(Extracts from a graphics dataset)

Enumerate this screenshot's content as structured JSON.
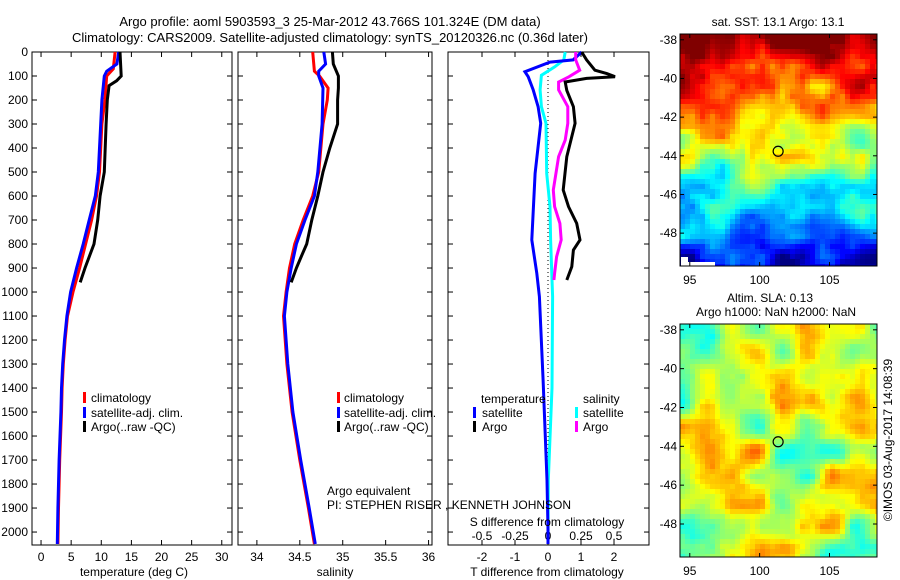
{
  "header": {
    "title_line1": "Argo profile: aoml 5903593_3 25-Mar-2012 43.766S 101.324E (DM data)",
    "title_line2": "Climatology: CARS2009. Satellite-adjusted climatology: synTS_20120326.nc (0.36d later)"
  },
  "credit": "©IMOS 03-Aug-2017 14:08:39",
  "pi_note": {
    "line1": "Argo equivalent",
    "line2": "PI: STEPHEN RISER , KENNETH JOHNSON"
  },
  "colors": {
    "climatology": "#ff0000",
    "satellite": "#0000ff",
    "argo": "#000000",
    "sal_satellite": "#00ffff",
    "sal_argo": "#ff00ff"
  },
  "chart_data": [
    {
      "type": "line",
      "id": "temperature",
      "xlabel": "temperature (deg C)",
      "ylabel": "depth",
      "xlim": [
        -1.5,
        31.7
      ],
      "ylim": [
        2054,
        0
      ],
      "xticks": [
        0,
        5,
        10,
        15,
        20,
        25,
        30
      ],
      "yticks": [
        0,
        100,
        200,
        300,
        400,
        500,
        600,
        700,
        800,
        900,
        1000,
        1100,
        1200,
        1300,
        1400,
        1500,
        1600,
        1700,
        1800,
        1900,
        2000
      ],
      "legend": [
        "climatology",
        "satellite-adj. clim.",
        "Argo(..raw -QC)"
      ],
      "series": [
        {
          "name": "climatology",
          "color": "#ff0000",
          "depth": [
            0,
            70,
            100,
            200,
            300,
            500,
            600,
            700,
            800,
            900,
            1000,
            1100,
            1200,
            1300,
            1400,
            1500,
            1700,
            1900,
            2050
          ],
          "values": [
            12.3,
            12.0,
            10.9,
            10.6,
            10.1,
            9.7,
            9.2,
            8.4,
            7.4,
            6.4,
            5.3,
            4.4,
            4.0,
            3.7,
            3.5,
            3.4,
            3.1,
            2.9,
            2.8
          ]
        },
        {
          "name": "satellite-adj. clim.",
          "color": "#0000ff",
          "depth": [
            0,
            50,
            80,
            100,
            200,
            300,
            500,
            600,
            700,
            800,
            900,
            1000,
            1100,
            1200,
            1300,
            1400,
            1500,
            1700,
            1900,
            2050
          ],
          "values": [
            12.9,
            12.6,
            10.9,
            10.5,
            10.1,
            9.9,
            9.5,
            9.0,
            8.0,
            7.0,
            5.9,
            4.9,
            4.3,
            3.9,
            3.6,
            3.4,
            3.3,
            3.0,
            2.8,
            2.7
          ]
        },
        {
          "name": "Argo(..raw -QC)",
          "color": "#000000",
          "depth": [
            0,
            100,
            120,
            140,
            200,
            300,
            500,
            600,
            700,
            800,
            900,
            960
          ],
          "values": [
            13.1,
            13.3,
            12.55,
            11.3,
            11.0,
            10.8,
            10.5,
            9.8,
            9.4,
            8.8,
            7.3,
            6.5
          ]
        }
      ]
    },
    {
      "type": "line",
      "id": "salinity",
      "xlabel": "salinity",
      "xlim": [
        33.78,
        36.04
      ],
      "ylim": [
        2054,
        0
      ],
      "xticks": [
        34,
        34.5,
        35,
        35.5,
        36
      ],
      "legend": [
        "climatology",
        "satellite-adj. clim.",
        "Argo(..raw -QC)"
      ],
      "series": [
        {
          "name": "climatology",
          "color": "#ff0000",
          "depth": [
            0,
            80,
            100,
            150,
            200,
            300,
            500,
            600,
            700,
            800,
            900,
            1000,
            1100,
            1300,
            1500,
            1700,
            1900,
            2050
          ],
          "values": [
            34.65,
            34.67,
            34.73,
            34.83,
            34.82,
            34.77,
            34.72,
            34.65,
            34.54,
            34.44,
            34.38,
            34.34,
            34.31,
            34.35,
            34.41,
            34.5,
            34.6,
            34.67
          ]
        },
        {
          "name": "satellite-adj. clim.",
          "color": "#0000ff",
          "depth": [
            0,
            50,
            80,
            100,
            150,
            300,
            500,
            600,
            700,
            800,
            900,
            1000,
            1100,
            1300,
            1500,
            1700,
            1900,
            2050
          ],
          "values": [
            34.78,
            34.8,
            34.72,
            34.72,
            34.77,
            34.76,
            34.71,
            34.67,
            34.56,
            34.46,
            34.4,
            34.35,
            34.32,
            34.36,
            34.42,
            34.51,
            34.61,
            34.68
          ]
        },
        {
          "name": "Argo(..raw -QC)",
          "color": "#000000",
          "depth": [
            0,
            50,
            100,
            150,
            200,
            300,
            400,
            500,
            600,
            700,
            800,
            850,
            900,
            960
          ],
          "values": [
            34.88,
            34.89,
            34.95,
            34.95,
            34.94,
            34.94,
            34.85,
            34.77,
            34.71,
            34.64,
            34.58,
            34.52,
            34.46,
            34.4
          ]
        }
      ]
    },
    {
      "type": "line",
      "id": "difference",
      "xlabel": "T difference from climatology",
      "x2label": "S difference from climatology",
      "xlim": [
        -3.03,
        3.06
      ],
      "xticks": [
        -2,
        -1,
        0,
        1,
        2
      ],
      "x2ticks": [
        -0.5,
        -0.25,
        0,
        0.25,
        0.5
      ],
      "x2ticklabels": [
        "-0.5",
        "-0.25",
        "0",
        "0.25",
        "0.5"
      ],
      "ylim": [
        2054,
        0
      ],
      "legend": {
        "temperature_title": "temperature",
        "salinity_title": "salinity",
        "satellite": "satellite",
        "argo": "Argo"
      },
      "series": [
        {
          "name": "T satellite",
          "axis": "T",
          "color": "#0000ff",
          "depth": [
            0,
            33,
            42,
            82,
            103,
            158,
            228,
            297,
            506,
            783,
            922,
            1019,
            1367,
            1783,
            1990,
            2050
          ],
          "values": [
            1.02,
            0.76,
            0.06,
            -0.7,
            -0.6,
            -0.45,
            -0.3,
            -0.22,
            -0.39,
            -0.49,
            -0.34,
            -0.26,
            -0.15,
            -0.03,
            0,
            0
          ]
        },
        {
          "name": "T Argo",
          "axis": "T",
          "color": "#000000",
          "depth": [
            0,
            33,
            76,
            90,
            103,
            110,
            125,
            160,
            228,
            297,
            436,
            575,
            644,
            714,
            783,
            825,
            894,
            950
          ],
          "values": [
            1.02,
            1.17,
            1.42,
            1.78,
            2.03,
            1.17,
            0.52,
            0.57,
            0.77,
            0.82,
            0.57,
            0.46,
            0.62,
            0.87,
            0.97,
            0.77,
            0.72,
            0.57
          ]
        },
        {
          "name": "S satellite",
          "axis": "S",
          "color": "#00ffff",
          "depth": [
            0,
            33,
            62,
            97,
            158,
            228,
            297,
            506,
            644,
            783,
            1019,
            1400,
            1783,
            2050
          ],
          "values": [
            0.13,
            0.12,
            0.05,
            -0.05,
            -0.06,
            -0.05,
            -0.015,
            -0.01,
            0.015,
            0.02,
            0.035,
            0.03,
            0.002,
            0
          ]
        },
        {
          "name": "S Argo",
          "axis": "S",
          "color": "#ff00ff",
          "depth": [
            0,
            33,
            76,
            103,
            125,
            158,
            228,
            297,
            367,
            436,
            575,
            644,
            714,
            783,
            853,
            922,
            950
          ],
          "values": [
            0.21,
            0.21,
            0.24,
            0.16,
            0.08,
            0.08,
            0.15,
            0.15,
            0.13,
            0.08,
            0.04,
            0.05,
            0.09,
            0.1,
            0.065,
            0.05,
            0.045
          ]
        }
      ]
    },
    {
      "type": "heatmap",
      "id": "sst_map",
      "title": "sat. SST: 13.1 Argo: 13.1",
      "xlim": [
        94.3,
        108.4
      ],
      "ylim": [
        -49.7,
        -37.7
      ],
      "xticks": [
        95,
        100,
        105
      ],
      "yticks": [
        -38,
        -40,
        -42,
        -44,
        -46,
        -48
      ],
      "marker": {
        "lon": 101.324,
        "lat": -43.766
      }
    },
    {
      "type": "heatmap",
      "id": "sla_map",
      "title_line1": "Altim. SLA: 0.13",
      "title_line2": "Argo h1000: NaN h2000: NaN",
      "xlim": [
        94.3,
        108.4
      ],
      "ylim": [
        -49.7,
        -37.7
      ],
      "xticks": [
        95,
        100,
        105
      ],
      "yticks": [
        -38,
        -40,
        -42,
        -44,
        -46,
        -48
      ],
      "marker": {
        "lon": 101.324,
        "lat": -43.766
      }
    }
  ]
}
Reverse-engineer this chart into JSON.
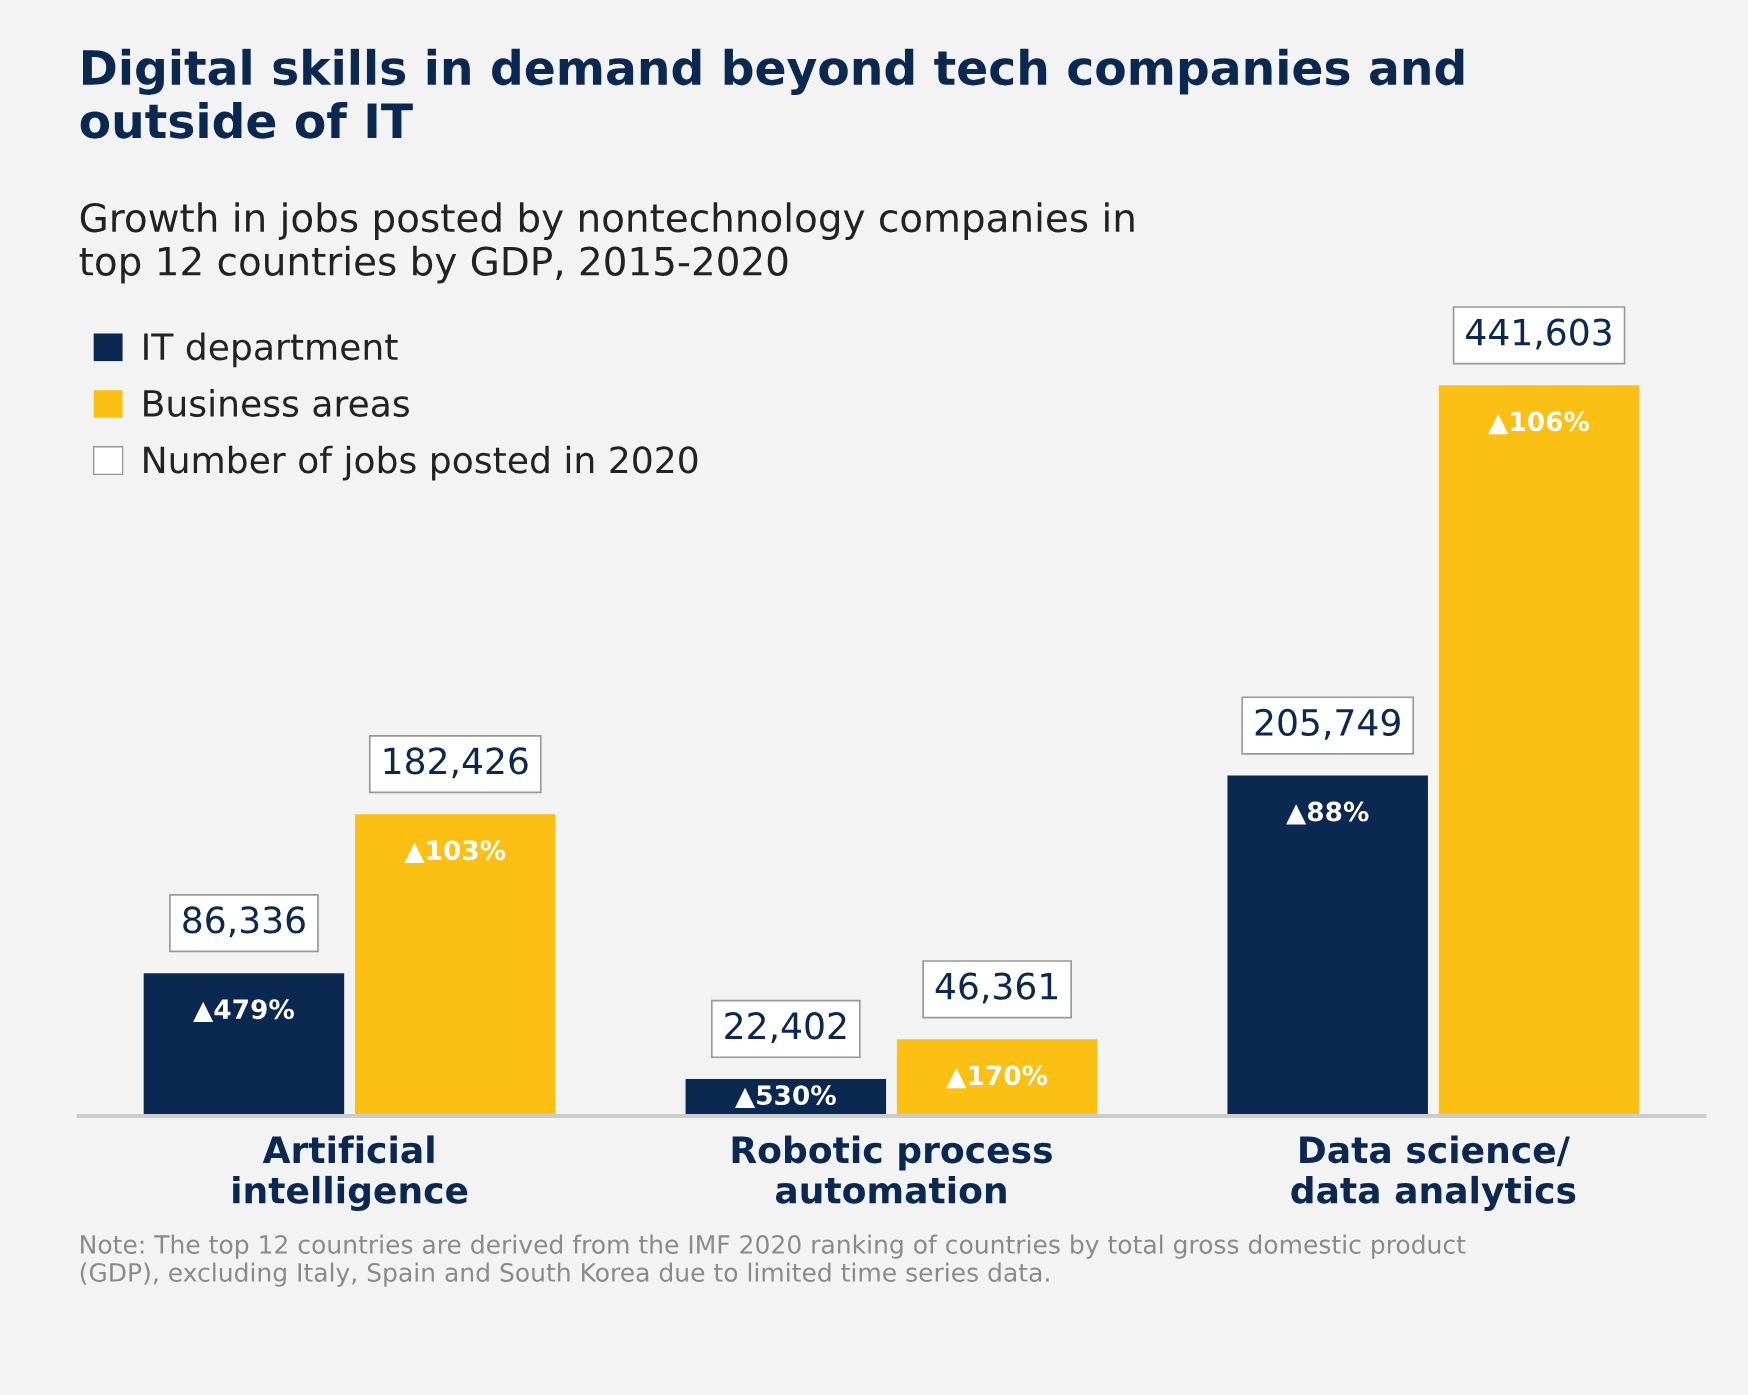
{
  "chart_data": {
    "type": "bar",
    "title": "Digital skills in demand beyond tech companies and\noutside of IT",
    "subtitle": "Growth in jobs posted by nontechnology companies in\ntop 12 countries by GDP, 2015-2020",
    "categories": [
      "Artificial\nintelligence",
      "Robotic process\nautomation",
      "Data science/\ndata analytics"
    ],
    "series": [
      {
        "name": "IT department",
        "color": "#0a2850",
        "values": [
          86336,
          22402,
          205749
        ],
        "value_labels": [
          "86,336",
          "22,402",
          "205,749"
        ]
      },
      {
        "name": "Business areas",
        "color": "#fcc015",
        "values": [
          182426,
          46361,
          441603
        ],
        "value_labels": [
          "182,426",
          "46,361",
          "441,603"
        ]
      }
    ],
    "tick_labels": "x",
    "grid": false,
    "legend": "top left",
    "annotations": [
      "Number of jobs posted in 2020",
      "▲479%",
      "▲103%",
      "▲530%",
      "▲170%",
      "▲88%",
      "▲106%",
      "Note: The top 12 countries are derived from the IMF 2020 ranking of countries by total gross domestic product\n(GDP), excluding Italy, Spain and South Korea due to limited time series data."
    ]
  }
}
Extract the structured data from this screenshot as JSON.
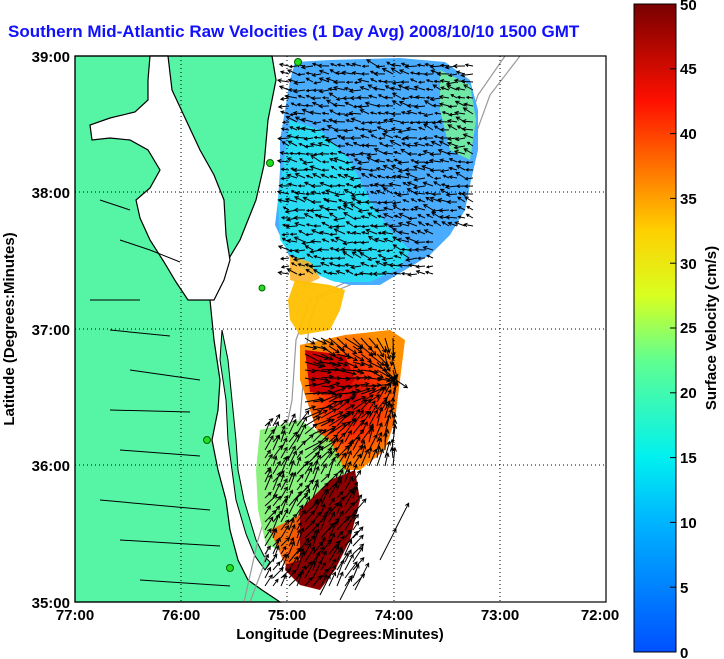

**Short exercise:** Where the line containing "Reverse-engineer this chart into JSON." appears above, start there and set down each line exactly through the last line of the data; leave out every picture.

**Response to the exercise:**
Reverse-engineer this chart into JSON.
{
  "chart_data": {
    "type": "bar",
    "title": "Digital skills in demand beyond tech companies and\noutside of IT",
    "subtitle": "Growth in jobs posted by nontechnology companies in\ntop 12 countries by GDP, 2015-2020",
    "categories": [
      "Artificial\nintelligence",
      "Robotic process\nautomation",
      "Data science/\ndata analytics"
    ],
    "series": [
      {
        "name": "IT department",
        "color": "#0a2850",
        "values": [
          86336,
          22402,
          205749
        ],
        "value_labels": [
          "86,336",
          "22,402",
          "205,749"
        ]
      },
      {
        "name": "Business areas",
        "color": "#fcc015",
        "values": [
          182426,
          46361,
          441603
        ],
        "value_labels": [
          "182,426",
          "46,361",
          "441,603"
        ]
      }
    ],
    "tick_labels": "x",
    "grid": false,
    "legend": "top left",
    "annotations": [
      "Number of jobs posted in 2020",
      "▲479%",
      "▲103%",
      "▲530%",
      "▲170%",
      "▲88%",
      "▲106%",
      "Note: The top 12 countries are derived from the IMF 2020 ranking of countries by total gross domestic product\n(GDP), excluding Italy, Spain and South Korea due to limited time series data."
    ]
  }
}
Extract the structured data from this screenshot as JSON.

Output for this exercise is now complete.